▸ THE REQUEST
Exactly as written, retype the listing below, omitting the pictures.

▸ RECORDS TO USE
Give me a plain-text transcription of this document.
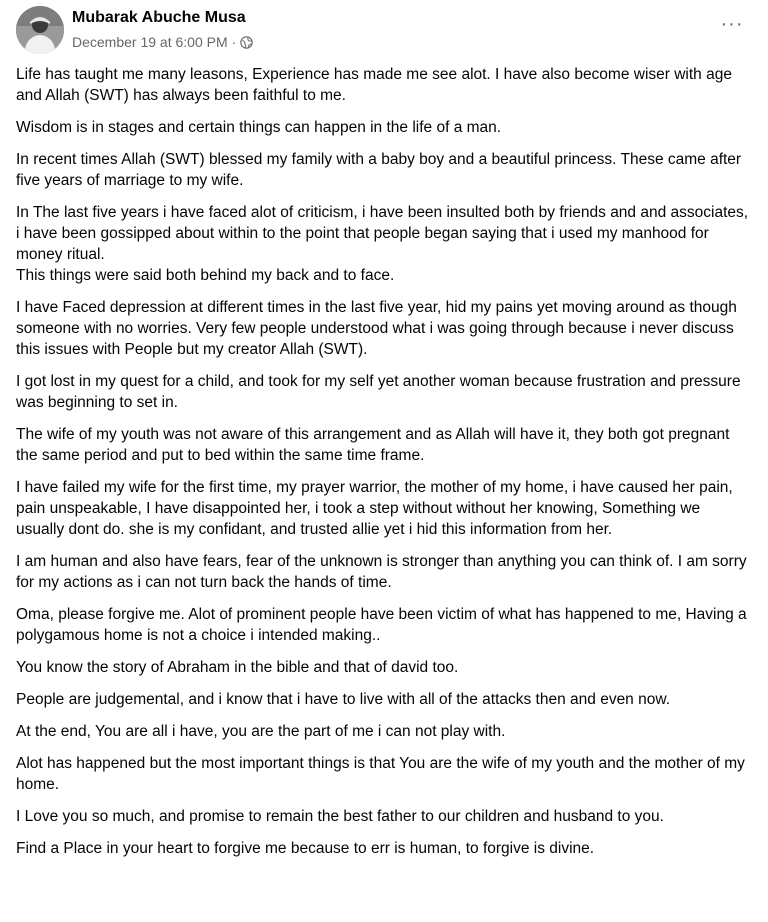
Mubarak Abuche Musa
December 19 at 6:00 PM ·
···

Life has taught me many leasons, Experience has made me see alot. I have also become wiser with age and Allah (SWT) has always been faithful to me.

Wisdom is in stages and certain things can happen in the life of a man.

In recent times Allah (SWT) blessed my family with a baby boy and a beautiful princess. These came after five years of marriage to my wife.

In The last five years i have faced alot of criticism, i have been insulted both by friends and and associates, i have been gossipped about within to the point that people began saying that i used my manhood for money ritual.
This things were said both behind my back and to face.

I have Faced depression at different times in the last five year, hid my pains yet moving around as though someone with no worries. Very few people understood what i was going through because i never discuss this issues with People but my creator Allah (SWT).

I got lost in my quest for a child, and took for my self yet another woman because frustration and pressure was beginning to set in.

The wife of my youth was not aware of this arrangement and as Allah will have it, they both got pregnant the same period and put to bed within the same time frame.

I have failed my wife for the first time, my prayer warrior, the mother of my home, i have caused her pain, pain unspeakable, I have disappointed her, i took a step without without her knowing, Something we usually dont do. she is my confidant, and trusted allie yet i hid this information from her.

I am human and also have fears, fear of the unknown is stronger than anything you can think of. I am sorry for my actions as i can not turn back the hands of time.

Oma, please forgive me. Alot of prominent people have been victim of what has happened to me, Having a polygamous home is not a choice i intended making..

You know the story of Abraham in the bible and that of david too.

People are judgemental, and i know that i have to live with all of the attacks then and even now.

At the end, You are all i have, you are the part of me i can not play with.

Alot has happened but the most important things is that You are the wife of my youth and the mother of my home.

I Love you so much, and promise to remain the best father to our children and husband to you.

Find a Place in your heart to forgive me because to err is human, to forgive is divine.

▸ TASK RESULT
Give me a plain-text transcription of this document.
Mubarak Abuche Musa
December 19 at 6:00 PM ·
···

Life has taught me many leasons, Experience has made me see alot. I have also become wiser with age and Allah (SWT) has always been faithful to me.

Wisdom is in stages and certain things can happen in the life of a man.

In recent times Allah (SWT) blessed my family with a baby boy and a beautiful princess. These came after five years of marriage to my wife.

In The last five years i have faced alot of criticism, i have been insulted both by friends and and associates, i have been gossipped about within to the point that people began saying that i used my manhood for money ritual.
This things were said both behind my back and to face.

I have Faced depression at different times in the last five year, hid my pains yet moving around as though someone with no worries. Very few people understood what i was going through because i never discuss this issues with People but my creator Allah (SWT).

I got lost in my quest for a child, and took for my self yet another woman because frustration and pressure was beginning to set in.

The wife of my youth was not aware of this arrangement and as Allah will have it, they both got pregnant the same period and put to bed within the same time frame.

I have failed my wife for the first time, my prayer warrior, the mother of my home, i have caused her pain, pain unspeakable, I have disappointed her, i took a step without without her knowing, Something we usually dont do. she is my confidant, and trusted allie yet i hid this information from her.

I am human and also have fears, fear of the unknown is stronger than anything you can think of. I am sorry for my actions as i can not turn back the hands of time.

Oma, please forgive me. Alot of prominent people have been victim of what has happened to me, Having a polygamous home is not a choice i intended making..

You know the story of Abraham in the bible and that of david too.

People are judgemental, and i know that i have to live with all of the attacks then and even now.

At the end, You are all i have, you are the part of me i can not play with.

Alot has happened but the most important things is that You are the wife of my youth and the mother of my home.

I Love you so much, and promise to remain the best father to our children and husband to you.

Find a Place in your heart to forgive me because to err is human, to forgive is divine.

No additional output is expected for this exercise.